LA CONSIGNA | Formatea como CSV de dos columnas, "tarea" y "respuesta", las entradas desde la línea con "What elements are" hasta la línea con "77, 295, 95]", ambas incluidas. Pon una fila por cada entrada, con su texto y su respuesta, cada uno en un único campo entre comillas y con los saltos de línea convertidos en espacios.

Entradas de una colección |
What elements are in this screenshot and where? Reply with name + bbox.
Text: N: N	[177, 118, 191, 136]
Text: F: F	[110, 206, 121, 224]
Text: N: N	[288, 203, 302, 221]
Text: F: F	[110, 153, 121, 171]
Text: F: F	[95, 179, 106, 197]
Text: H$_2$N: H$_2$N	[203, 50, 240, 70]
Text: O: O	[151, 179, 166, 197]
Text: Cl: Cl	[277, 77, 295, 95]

---

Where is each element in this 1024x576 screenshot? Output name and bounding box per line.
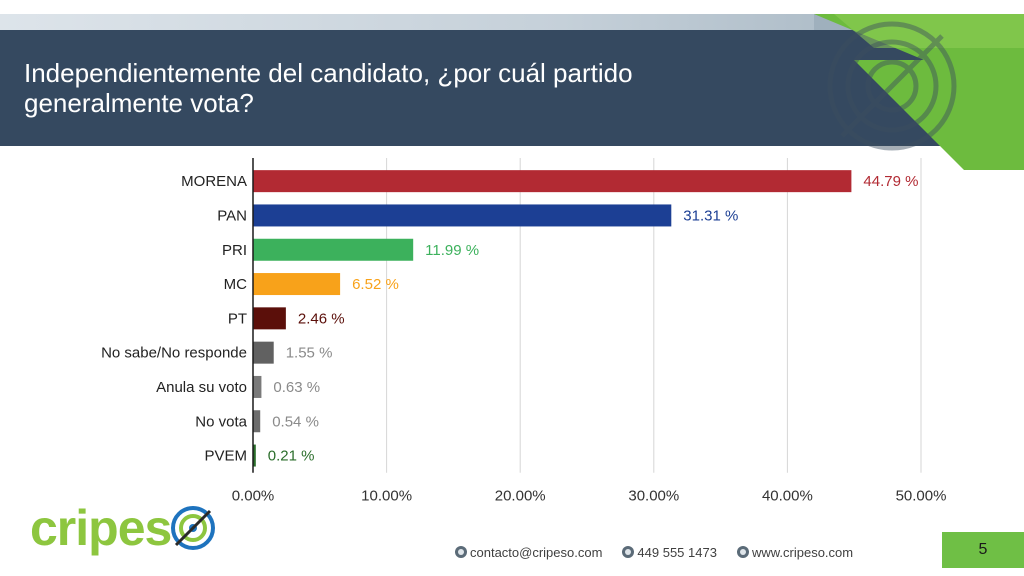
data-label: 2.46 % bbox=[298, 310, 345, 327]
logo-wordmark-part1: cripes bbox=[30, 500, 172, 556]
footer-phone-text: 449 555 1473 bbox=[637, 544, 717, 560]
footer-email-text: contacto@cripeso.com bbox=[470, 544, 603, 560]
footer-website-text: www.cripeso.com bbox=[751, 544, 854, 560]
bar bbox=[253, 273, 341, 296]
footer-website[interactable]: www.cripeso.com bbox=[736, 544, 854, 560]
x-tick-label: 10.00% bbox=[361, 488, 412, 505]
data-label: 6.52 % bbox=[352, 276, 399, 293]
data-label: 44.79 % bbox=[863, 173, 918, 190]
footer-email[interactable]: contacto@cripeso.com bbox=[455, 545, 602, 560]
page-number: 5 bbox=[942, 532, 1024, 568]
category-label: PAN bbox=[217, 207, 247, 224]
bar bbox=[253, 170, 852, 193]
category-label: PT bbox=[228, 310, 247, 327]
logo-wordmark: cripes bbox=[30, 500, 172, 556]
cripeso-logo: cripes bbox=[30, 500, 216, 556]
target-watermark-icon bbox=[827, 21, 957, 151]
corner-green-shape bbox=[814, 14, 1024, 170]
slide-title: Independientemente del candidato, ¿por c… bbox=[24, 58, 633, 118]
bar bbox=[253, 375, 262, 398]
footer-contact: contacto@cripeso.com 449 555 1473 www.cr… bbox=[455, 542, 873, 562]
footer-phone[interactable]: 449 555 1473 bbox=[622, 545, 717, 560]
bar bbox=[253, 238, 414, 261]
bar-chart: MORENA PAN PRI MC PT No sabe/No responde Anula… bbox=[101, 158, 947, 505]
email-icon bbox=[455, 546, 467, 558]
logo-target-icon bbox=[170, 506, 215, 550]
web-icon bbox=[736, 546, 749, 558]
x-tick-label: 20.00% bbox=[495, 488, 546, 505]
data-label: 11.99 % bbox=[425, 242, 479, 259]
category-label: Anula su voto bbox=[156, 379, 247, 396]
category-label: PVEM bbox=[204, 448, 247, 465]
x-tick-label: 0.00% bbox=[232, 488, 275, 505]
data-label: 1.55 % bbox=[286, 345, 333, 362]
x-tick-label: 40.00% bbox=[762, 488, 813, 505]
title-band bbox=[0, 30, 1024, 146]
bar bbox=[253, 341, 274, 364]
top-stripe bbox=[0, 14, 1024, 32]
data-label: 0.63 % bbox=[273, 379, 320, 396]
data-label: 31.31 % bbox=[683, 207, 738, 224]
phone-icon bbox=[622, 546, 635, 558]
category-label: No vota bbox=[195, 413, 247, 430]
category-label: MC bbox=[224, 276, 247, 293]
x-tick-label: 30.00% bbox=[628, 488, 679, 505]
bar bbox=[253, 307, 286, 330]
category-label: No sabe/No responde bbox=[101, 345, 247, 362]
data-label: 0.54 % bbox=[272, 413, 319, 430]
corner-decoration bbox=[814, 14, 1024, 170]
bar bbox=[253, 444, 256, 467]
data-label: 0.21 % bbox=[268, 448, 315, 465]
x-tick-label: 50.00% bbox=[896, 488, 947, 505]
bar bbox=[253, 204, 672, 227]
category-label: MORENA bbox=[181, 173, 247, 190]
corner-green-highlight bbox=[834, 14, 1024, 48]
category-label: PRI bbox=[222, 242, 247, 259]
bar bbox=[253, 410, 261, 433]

RESPUESTA DEL EJERCICIO |
tarea,respuesta
"What elements are in this screenshot and where? Reply with name + bbox.","Text: N: N	[177, 118, 191, 136] Text: F: F	[110, 206, 121, 224] Text: N: N	[288, 203, 302, 221] Text: F: F	[110, 153, 121, 171] Text: F: F	[95, 179, 106, 197] Text: H$_2$N: H$_2$N	[203, 50, 240, 70] Text: O: O	[151, 179, 166, 197] Text: Cl: Cl	[277, 77, 295, 95]"